Output all the material that follows, exactly as given.

__Input__:

Start

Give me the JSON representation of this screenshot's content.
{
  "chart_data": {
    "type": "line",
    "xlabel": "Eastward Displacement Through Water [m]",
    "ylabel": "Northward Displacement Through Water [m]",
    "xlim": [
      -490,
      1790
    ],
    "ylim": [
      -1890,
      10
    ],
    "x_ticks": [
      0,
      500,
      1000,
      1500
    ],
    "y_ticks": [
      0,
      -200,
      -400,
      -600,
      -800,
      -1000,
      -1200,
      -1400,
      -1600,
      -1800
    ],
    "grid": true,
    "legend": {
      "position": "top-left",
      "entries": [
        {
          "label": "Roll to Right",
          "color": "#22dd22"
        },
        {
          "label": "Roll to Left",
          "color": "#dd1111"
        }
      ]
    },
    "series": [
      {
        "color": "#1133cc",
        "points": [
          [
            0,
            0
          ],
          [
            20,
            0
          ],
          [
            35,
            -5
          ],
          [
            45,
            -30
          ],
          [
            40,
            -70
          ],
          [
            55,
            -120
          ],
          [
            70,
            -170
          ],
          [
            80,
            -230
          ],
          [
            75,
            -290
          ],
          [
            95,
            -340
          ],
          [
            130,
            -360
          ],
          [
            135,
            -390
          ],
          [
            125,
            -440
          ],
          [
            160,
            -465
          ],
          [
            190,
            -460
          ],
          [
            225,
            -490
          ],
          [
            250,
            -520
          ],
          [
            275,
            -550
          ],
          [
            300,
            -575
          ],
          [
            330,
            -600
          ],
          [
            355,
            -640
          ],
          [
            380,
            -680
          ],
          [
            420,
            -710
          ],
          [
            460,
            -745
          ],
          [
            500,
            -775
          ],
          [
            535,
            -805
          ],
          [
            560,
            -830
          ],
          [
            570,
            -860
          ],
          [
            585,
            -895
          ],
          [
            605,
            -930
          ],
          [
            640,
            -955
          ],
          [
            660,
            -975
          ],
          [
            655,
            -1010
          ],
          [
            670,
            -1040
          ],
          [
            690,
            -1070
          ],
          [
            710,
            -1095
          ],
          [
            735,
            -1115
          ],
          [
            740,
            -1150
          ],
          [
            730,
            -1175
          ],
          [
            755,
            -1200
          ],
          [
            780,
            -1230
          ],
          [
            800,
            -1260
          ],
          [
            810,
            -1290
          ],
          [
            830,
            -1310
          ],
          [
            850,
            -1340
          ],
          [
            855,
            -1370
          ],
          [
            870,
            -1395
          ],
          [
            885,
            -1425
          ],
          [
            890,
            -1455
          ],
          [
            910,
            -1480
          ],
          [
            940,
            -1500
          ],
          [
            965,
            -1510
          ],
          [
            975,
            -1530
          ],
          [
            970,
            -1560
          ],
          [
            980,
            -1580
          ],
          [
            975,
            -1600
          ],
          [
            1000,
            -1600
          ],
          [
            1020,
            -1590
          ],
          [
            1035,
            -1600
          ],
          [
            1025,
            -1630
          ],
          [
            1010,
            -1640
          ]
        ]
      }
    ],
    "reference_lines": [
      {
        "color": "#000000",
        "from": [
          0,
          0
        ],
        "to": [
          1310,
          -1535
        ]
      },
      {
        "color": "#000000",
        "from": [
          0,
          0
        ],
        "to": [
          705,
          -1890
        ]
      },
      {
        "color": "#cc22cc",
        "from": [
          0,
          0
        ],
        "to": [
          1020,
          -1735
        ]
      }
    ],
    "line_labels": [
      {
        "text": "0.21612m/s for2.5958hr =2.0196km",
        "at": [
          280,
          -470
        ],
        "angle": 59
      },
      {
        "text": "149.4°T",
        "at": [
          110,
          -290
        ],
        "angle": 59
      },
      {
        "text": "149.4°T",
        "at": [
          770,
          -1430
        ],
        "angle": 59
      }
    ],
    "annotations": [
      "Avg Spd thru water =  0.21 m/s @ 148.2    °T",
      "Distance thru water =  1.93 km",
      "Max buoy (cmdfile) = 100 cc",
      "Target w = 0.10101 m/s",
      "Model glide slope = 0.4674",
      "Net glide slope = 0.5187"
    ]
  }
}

End

__Final result__:
Give me the JSON representation of this screenshot's content.
{
  "chart_data": {
    "type": "line",
    "xlabel": "Eastward Displacement Through Water [m]",
    "ylabel": "Northward Displacement Through Water [m]",
    "xlim": [
      -490,
      1790
    ],
    "ylim": [
      -1890,
      10
    ],
    "x_ticks": [
      0,
      500,
      1000,
      1500
    ],
    "y_ticks": [
      0,
      -200,
      -400,
      -600,
      -800,
      -1000,
      -1200,
      -1400,
      -1600,
      -1800
    ],
    "grid": true,
    "legend": {
      "position": "top-left",
      "entries": [
        {
          "label": "Roll to Right",
          "color": "#22dd22"
        },
        {
          "label": "Roll to Left",
          "color": "#dd1111"
        }
      ]
    },
    "series": [
      {
        "color": "#1133cc",
        "points": [
          [
            0,
            0
          ],
          [
            20,
            0
          ],
          [
            35,
            -5
          ],
          [
            45,
            -30
          ],
          [
            40,
            -70
          ],
          [
            55,
            -120
          ],
          [
            70,
            -170
          ],
          [
            80,
            -230
          ],
          [
            75,
            -290
          ],
          [
            95,
            -340
          ],
          [
            130,
            -360
          ],
          [
            135,
            -390
          ],
          [
            125,
            -440
          ],
          [
            160,
            -465
          ],
          [
            190,
            -460
          ],
          [
            225,
            -490
          ],
          [
            250,
            -520
          ],
          [
            275,
            -550
          ],
          [
            300,
            -575
          ],
          [
            330,
            -600
          ],
          [
            355,
            -640
          ],
          [
            380,
            -680
          ],
          [
            420,
            -710
          ],
          [
            460,
            -745
          ],
          [
            500,
            -775
          ],
          [
            535,
            -805
          ],
          [
            560,
            -830
          ],
          [
            570,
            -860
          ],
          [
            585,
            -895
          ],
          [
            605,
            -930
          ],
          [
            640,
            -955
          ],
          [
            660,
            -975
          ],
          [
            655,
            -1010
          ],
          [
            670,
            -1040
          ],
          [
            690,
            -1070
          ],
          [
            710,
            -1095
          ],
          [
            735,
            -1115
          ],
          [
            740,
            -1150
          ],
          [
            730,
            -1175
          ],
          [
            755,
            -1200
          ],
          [
            780,
            -1230
          ],
          [
            800,
            -1260
          ],
          [
            810,
            -1290
          ],
          [
            830,
            -1310
          ],
          [
            850,
            -1340
          ],
          [
            855,
            -1370
          ],
          [
            870,
            -1395
          ],
          [
            885,
            -1425
          ],
          [
            890,
            -1455
          ],
          [
            910,
            -1480
          ],
          [
            940,
            -1500
          ],
          [
            965,
            -1510
          ],
          [
            975,
            -1530
          ],
          [
            970,
            -1560
          ],
          [
            980,
            -1580
          ],
          [
            975,
            -1600
          ],
          [
            1000,
            -1600
          ],
          [
            1020,
            -1590
          ],
          [
            1035,
            -1600
          ],
          [
            1025,
            -1630
          ],
          [
            1010,
            -1640
          ]
        ]
      }
    ],
    "reference_lines": [
      {
        "color": "#000000",
        "from": [
          0,
          0
        ],
        "to": [
          1310,
          -1535
        ]
      },
      {
        "color": "#000000",
        "from": [
          0,
          0
        ],
        "to": [
          705,
          -1890
        ]
      },
      {
        "color": "#cc22cc",
        "from": [
          0,
          0
        ],
        "to": [
          1020,
          -1735
        ]
      }
    ],
    "line_labels": [
      {
        "text": "0.21612m/s for2.5958hr =2.0196km",
        "at": [
          280,
          -470
        ],
        "angle": 59
      },
      {
        "text": "149.4°T",
        "at": [
          110,
          -290
        ],
        "angle": 59
      },
      {
        "text": "149.4°T",
        "at": [
          770,
          -1430
        ],
        "angle": 59
      }
    ],
    "annotations": [
      "Avg Spd thru water =  0.21 m/s @ 148.2    °T",
      "Distance thru water =  1.93 km",
      "Max buoy (cmdfile) = 100 cc",
      "Target w = 0.10101 m/s",
      "Model glide slope = 0.4674",
      "Net glide slope = 0.5187"
    ]
  }
}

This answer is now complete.